_RECORDS SUPPLIED_

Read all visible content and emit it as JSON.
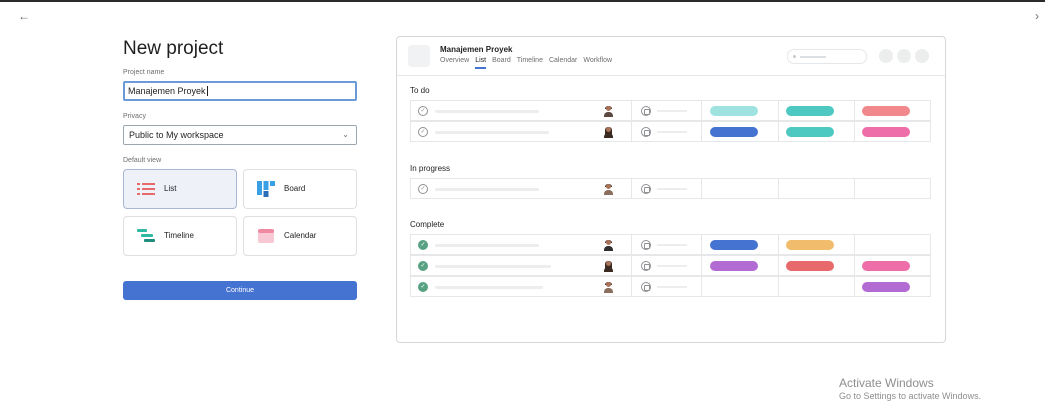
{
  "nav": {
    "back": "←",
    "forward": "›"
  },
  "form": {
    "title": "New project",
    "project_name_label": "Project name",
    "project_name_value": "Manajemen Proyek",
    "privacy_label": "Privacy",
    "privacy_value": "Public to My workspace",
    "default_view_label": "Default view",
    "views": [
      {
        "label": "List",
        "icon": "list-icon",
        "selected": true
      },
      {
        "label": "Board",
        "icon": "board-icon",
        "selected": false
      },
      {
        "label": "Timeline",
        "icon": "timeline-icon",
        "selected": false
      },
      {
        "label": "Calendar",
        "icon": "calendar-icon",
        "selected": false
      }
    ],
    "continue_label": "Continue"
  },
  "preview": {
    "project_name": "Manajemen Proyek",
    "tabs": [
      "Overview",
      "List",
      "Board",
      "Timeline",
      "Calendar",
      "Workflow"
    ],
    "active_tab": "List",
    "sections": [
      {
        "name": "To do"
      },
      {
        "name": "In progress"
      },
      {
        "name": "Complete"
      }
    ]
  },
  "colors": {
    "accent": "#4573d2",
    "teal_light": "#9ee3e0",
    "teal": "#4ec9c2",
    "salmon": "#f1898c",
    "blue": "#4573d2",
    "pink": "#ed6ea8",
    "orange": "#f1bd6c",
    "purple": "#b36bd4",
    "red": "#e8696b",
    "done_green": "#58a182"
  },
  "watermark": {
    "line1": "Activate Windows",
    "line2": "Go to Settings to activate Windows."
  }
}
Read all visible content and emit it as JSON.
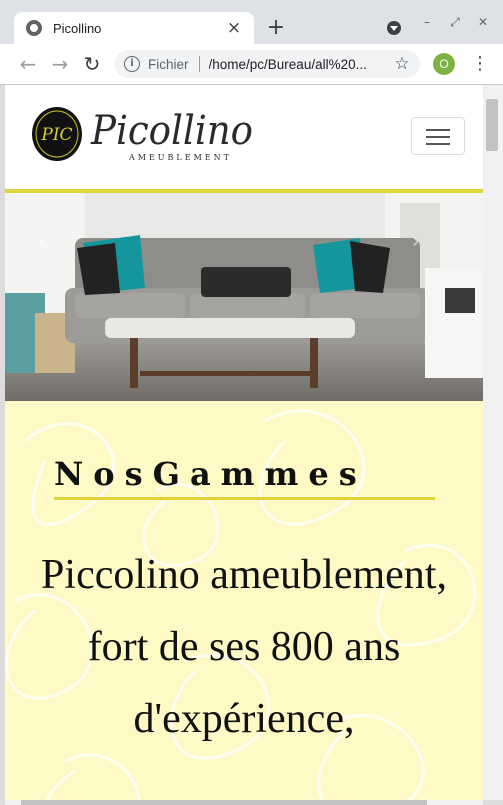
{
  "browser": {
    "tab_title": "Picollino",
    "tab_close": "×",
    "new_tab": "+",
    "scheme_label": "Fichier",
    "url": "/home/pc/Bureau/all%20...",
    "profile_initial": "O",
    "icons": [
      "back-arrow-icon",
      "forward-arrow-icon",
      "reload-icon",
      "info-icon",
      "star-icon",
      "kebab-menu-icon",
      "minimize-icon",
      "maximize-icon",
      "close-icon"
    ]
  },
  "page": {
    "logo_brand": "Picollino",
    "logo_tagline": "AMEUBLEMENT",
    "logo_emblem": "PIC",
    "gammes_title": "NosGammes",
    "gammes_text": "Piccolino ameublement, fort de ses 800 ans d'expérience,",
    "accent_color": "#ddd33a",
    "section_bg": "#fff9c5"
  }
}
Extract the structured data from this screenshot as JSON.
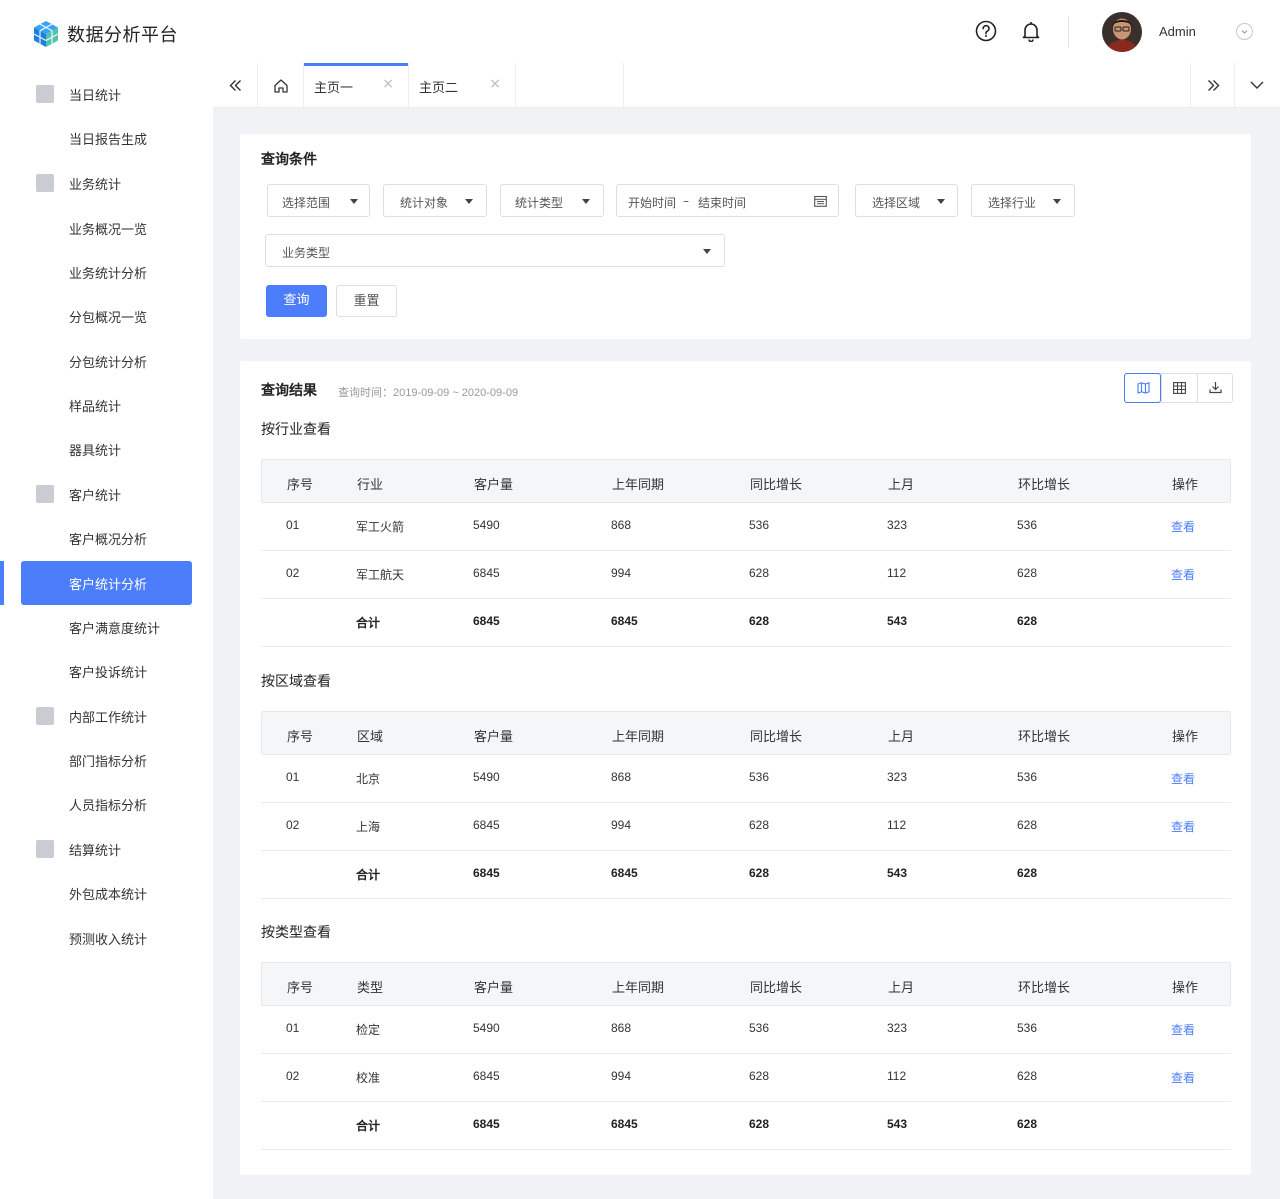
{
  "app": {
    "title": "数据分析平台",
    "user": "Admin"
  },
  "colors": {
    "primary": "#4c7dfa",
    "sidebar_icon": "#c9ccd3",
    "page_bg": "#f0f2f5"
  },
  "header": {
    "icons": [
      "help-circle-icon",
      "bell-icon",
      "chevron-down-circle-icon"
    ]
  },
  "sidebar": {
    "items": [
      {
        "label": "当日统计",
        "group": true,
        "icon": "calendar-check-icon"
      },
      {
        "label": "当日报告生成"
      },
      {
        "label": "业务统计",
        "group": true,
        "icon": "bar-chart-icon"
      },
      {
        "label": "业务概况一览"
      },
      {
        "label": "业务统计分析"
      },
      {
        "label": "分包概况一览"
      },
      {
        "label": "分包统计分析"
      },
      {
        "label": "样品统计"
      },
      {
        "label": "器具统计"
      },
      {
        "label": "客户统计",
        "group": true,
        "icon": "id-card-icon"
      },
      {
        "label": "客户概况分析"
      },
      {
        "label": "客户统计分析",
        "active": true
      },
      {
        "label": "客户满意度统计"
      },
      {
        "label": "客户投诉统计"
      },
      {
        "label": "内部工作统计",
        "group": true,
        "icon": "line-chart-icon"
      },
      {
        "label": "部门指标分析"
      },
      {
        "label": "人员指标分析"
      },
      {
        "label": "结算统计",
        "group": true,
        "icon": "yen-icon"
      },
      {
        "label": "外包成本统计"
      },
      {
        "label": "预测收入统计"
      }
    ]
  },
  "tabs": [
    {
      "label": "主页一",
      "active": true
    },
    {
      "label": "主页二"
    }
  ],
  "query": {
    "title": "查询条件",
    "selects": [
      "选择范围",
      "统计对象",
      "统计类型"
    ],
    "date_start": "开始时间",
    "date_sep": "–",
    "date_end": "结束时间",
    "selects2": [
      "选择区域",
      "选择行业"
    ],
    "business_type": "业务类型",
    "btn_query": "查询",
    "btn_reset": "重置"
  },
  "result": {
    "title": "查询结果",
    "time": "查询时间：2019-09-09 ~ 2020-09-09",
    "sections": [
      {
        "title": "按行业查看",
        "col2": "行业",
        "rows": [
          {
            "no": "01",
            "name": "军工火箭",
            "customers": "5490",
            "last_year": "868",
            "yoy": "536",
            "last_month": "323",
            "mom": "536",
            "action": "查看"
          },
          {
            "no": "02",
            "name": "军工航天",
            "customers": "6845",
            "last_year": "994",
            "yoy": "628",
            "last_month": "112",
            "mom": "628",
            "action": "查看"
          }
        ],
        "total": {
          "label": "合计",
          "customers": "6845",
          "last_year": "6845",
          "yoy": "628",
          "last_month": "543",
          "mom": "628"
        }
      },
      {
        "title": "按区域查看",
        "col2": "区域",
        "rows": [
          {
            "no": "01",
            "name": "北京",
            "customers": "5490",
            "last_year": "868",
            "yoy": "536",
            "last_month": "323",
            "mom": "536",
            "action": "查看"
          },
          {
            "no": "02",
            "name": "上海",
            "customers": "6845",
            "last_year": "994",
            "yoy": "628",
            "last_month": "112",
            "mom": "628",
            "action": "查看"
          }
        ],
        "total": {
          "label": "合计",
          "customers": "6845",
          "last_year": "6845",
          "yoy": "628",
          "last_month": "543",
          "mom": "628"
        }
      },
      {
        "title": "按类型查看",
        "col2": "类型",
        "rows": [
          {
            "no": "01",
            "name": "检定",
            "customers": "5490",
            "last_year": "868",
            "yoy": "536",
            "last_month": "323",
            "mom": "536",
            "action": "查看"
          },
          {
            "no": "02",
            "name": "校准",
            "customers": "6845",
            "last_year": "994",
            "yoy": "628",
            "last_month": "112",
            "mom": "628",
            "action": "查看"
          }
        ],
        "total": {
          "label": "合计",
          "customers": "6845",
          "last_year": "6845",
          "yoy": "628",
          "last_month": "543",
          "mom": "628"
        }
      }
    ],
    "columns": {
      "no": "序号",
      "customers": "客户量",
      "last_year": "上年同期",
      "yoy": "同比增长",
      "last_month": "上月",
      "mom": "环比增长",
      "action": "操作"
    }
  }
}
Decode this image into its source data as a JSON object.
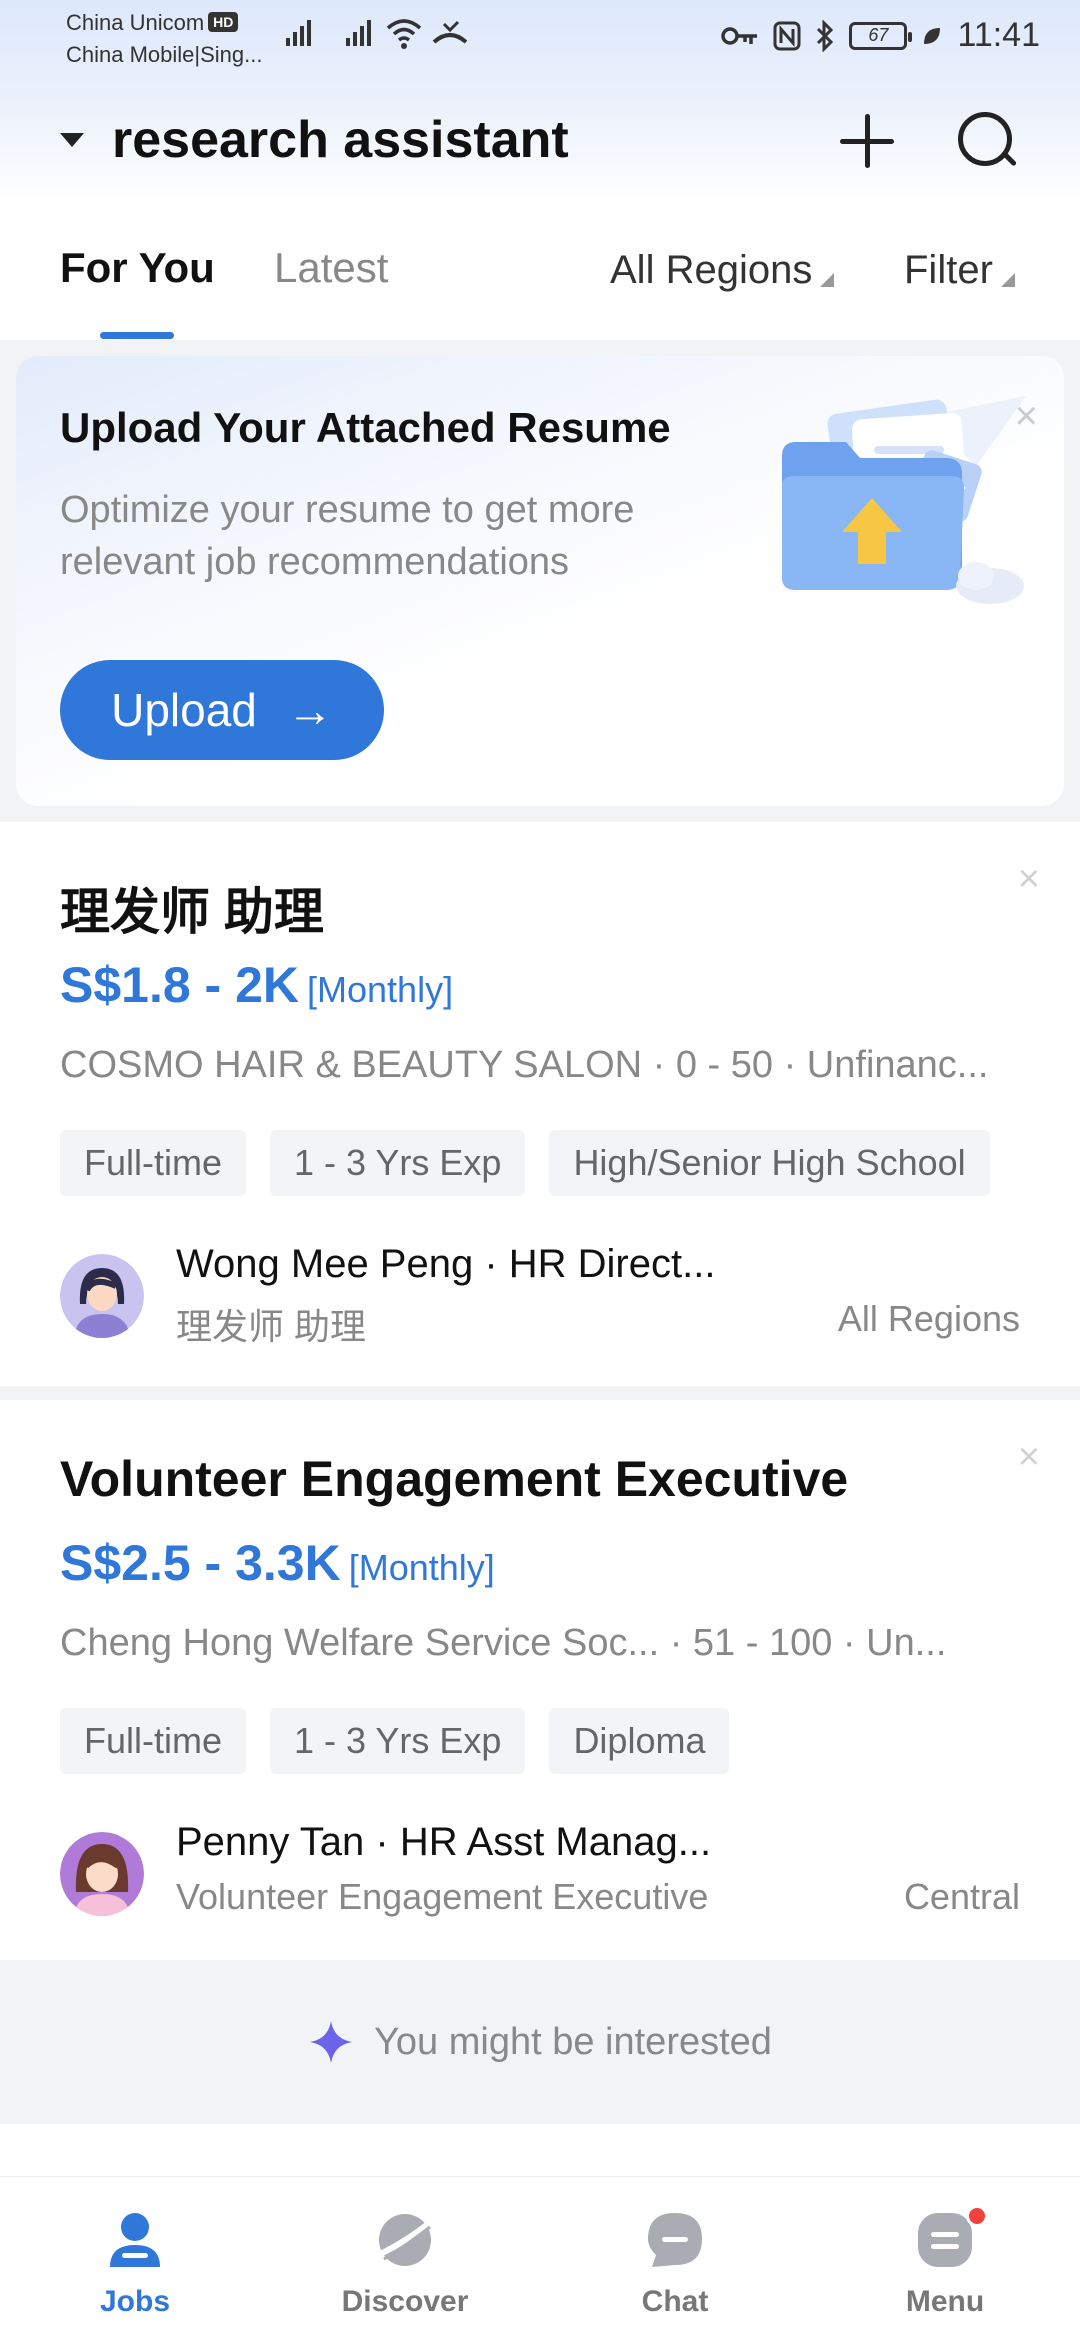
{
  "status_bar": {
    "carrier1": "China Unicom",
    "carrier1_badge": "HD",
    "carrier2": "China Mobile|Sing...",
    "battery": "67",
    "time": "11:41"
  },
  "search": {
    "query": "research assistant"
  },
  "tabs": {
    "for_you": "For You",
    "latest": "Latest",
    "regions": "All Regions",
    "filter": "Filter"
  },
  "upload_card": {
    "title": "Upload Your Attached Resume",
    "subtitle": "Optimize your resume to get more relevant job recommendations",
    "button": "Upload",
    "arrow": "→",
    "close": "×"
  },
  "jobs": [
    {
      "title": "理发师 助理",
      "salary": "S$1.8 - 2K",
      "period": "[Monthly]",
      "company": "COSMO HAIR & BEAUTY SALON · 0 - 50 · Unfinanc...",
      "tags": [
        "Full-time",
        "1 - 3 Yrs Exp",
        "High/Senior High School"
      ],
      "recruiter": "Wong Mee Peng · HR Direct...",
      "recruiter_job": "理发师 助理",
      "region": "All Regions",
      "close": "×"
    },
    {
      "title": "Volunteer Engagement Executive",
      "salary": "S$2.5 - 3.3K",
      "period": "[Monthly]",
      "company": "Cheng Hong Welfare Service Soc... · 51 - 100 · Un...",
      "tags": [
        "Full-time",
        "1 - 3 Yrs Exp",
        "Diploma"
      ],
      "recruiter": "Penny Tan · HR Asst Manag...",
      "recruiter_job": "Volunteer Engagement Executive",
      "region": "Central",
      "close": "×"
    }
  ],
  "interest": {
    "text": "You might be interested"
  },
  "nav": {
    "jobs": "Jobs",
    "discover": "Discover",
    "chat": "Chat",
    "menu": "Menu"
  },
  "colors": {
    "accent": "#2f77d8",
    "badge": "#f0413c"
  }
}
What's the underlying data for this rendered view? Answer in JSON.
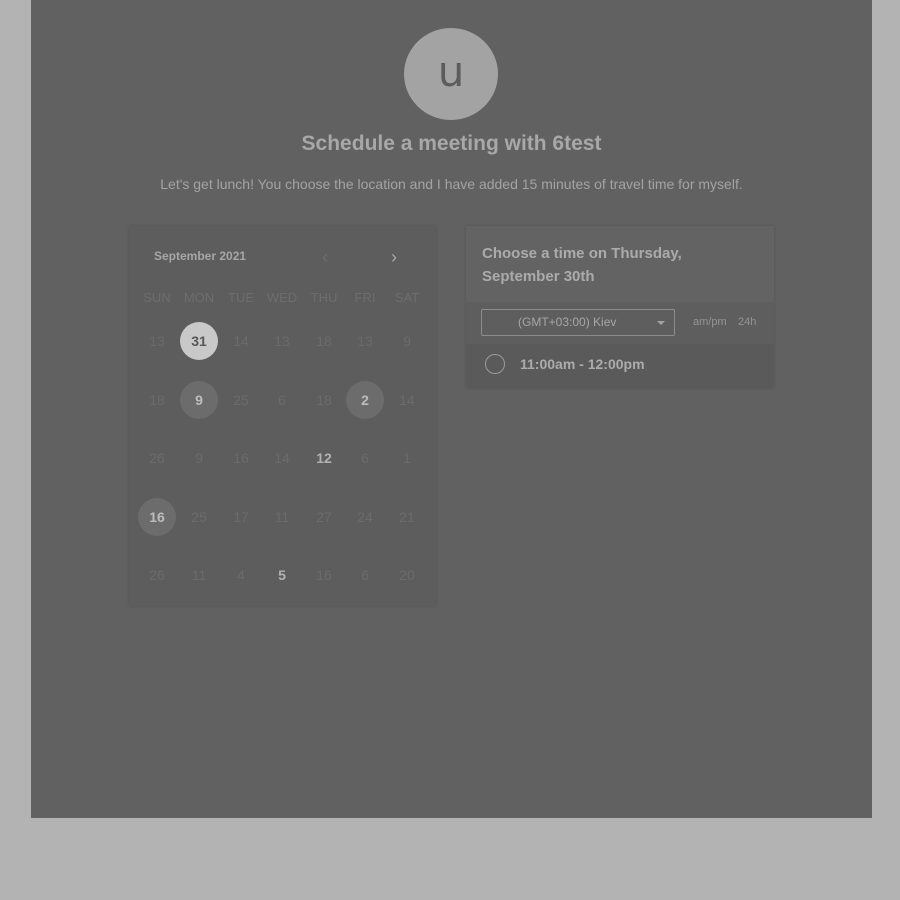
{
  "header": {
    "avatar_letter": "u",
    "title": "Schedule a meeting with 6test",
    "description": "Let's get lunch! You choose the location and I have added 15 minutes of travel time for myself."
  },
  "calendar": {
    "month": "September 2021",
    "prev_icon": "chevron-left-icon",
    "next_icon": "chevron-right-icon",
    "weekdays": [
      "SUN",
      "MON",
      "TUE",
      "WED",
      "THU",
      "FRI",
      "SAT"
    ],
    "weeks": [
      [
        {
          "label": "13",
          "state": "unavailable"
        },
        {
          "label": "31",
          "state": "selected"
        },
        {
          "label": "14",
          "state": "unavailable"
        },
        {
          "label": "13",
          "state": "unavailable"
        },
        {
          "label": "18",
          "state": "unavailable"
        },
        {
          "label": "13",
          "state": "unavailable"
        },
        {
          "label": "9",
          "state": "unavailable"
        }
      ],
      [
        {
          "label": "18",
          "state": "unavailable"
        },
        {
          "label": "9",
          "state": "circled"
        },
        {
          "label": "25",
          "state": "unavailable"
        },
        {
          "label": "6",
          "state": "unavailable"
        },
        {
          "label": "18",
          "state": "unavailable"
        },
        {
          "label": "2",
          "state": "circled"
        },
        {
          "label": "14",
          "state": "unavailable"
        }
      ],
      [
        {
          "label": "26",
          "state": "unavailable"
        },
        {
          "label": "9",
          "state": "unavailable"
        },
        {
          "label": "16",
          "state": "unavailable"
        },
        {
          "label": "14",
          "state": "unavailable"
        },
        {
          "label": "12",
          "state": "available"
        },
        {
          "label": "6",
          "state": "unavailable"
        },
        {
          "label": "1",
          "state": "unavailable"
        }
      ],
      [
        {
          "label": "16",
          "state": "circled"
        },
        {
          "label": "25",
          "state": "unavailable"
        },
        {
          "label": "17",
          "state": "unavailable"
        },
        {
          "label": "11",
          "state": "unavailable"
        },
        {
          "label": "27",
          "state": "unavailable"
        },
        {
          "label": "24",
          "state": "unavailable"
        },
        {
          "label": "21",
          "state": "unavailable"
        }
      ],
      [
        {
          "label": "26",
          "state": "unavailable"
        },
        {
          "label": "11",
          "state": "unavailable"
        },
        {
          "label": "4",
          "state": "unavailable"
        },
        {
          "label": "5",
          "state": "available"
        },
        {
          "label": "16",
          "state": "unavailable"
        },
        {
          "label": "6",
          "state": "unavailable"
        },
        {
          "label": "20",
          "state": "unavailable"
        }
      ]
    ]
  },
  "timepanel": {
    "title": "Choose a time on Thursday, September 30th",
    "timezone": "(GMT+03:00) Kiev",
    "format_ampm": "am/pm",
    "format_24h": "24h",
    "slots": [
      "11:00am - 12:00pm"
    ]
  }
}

_WHAT IS NEEDED_
Pull out every line of the entries that includes the word "this".

_PROBLEM SOLUTION_
Extract the structured data from this screenshot as JSON.
Decode this image into its source data as a JSON object.
What's the underlying data for this rendered view? Answer in JSON.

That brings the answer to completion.